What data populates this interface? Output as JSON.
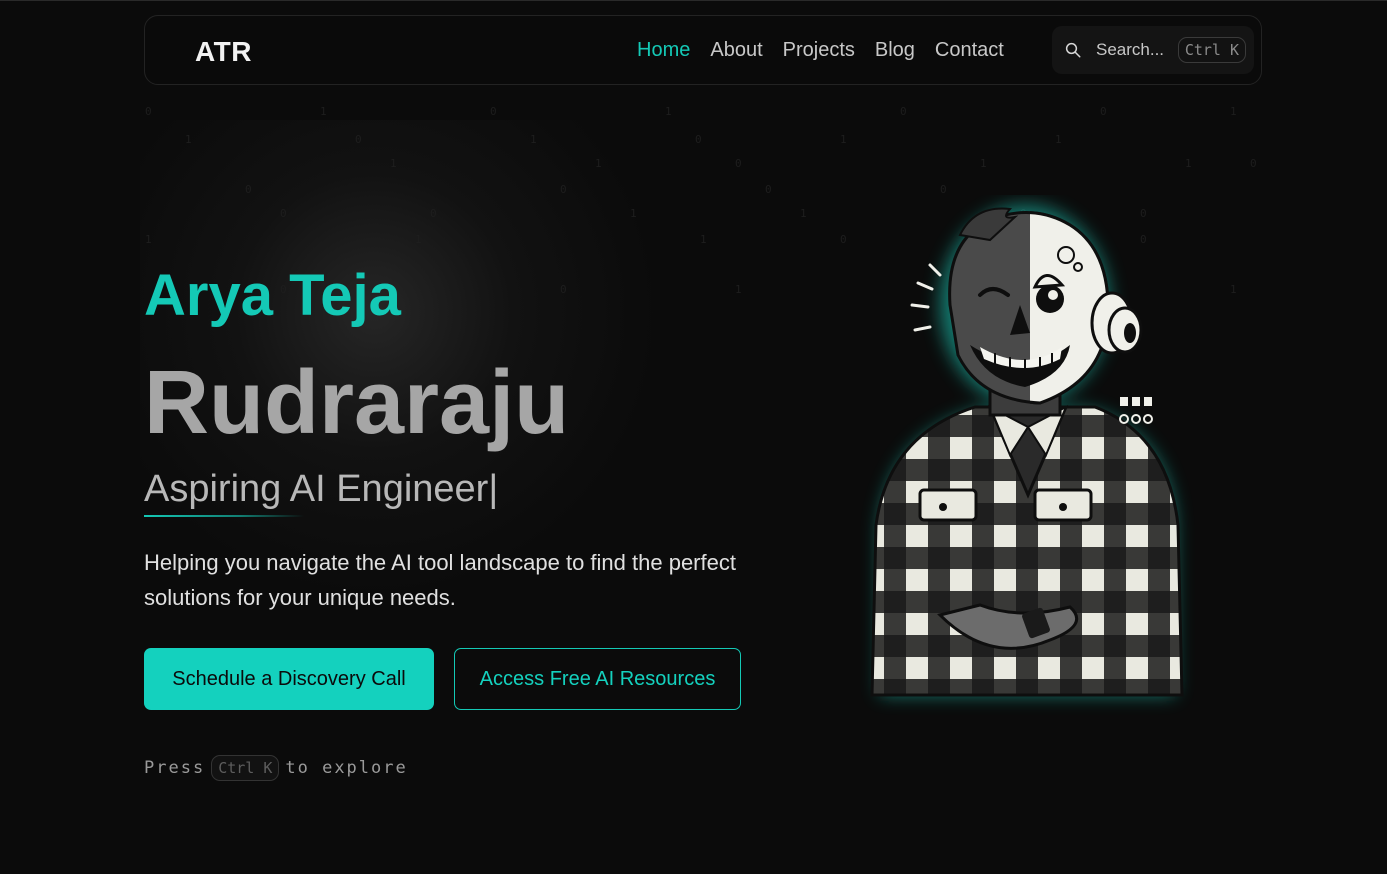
{
  "nav": {
    "logo": "ATR",
    "links": [
      {
        "label": "Home",
        "active": true
      },
      {
        "label": "About",
        "active": false
      },
      {
        "label": "Projects",
        "active": false
      },
      {
        "label": "Blog",
        "active": false
      },
      {
        "label": "Contact",
        "active": false
      }
    ],
    "search": {
      "placeholder": "Search...",
      "shortcut": "Ctrl K"
    }
  },
  "hero": {
    "first_name": "Arya Teja",
    "last_name": "Rudraraju",
    "role": "Aspiring AI Engineer",
    "cursor": "|",
    "tagline": "Helping you navigate the AI tool landscape to find the perfect solutions for your unique needs.",
    "primary_cta": "Schedule a Discovery Call",
    "secondary_cta": "Access Free AI Resources",
    "hint": {
      "before": "Press",
      "key": "Ctrl K",
      "after": "to explore"
    }
  },
  "illustration": {
    "icon": "skull-face-plaid-shirt-avatar"
  },
  "colors": {
    "accent": "#14c9b6",
    "background": "#0b0b0b"
  }
}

____

- [JOB]: Where a line in the material contains "label", copy that line.

- [REPLY TO THE TASK]:
        "label": "Home",
        "label": "About",
        "label": "Projects",
        "label": "Blog",
        "label": "Contact",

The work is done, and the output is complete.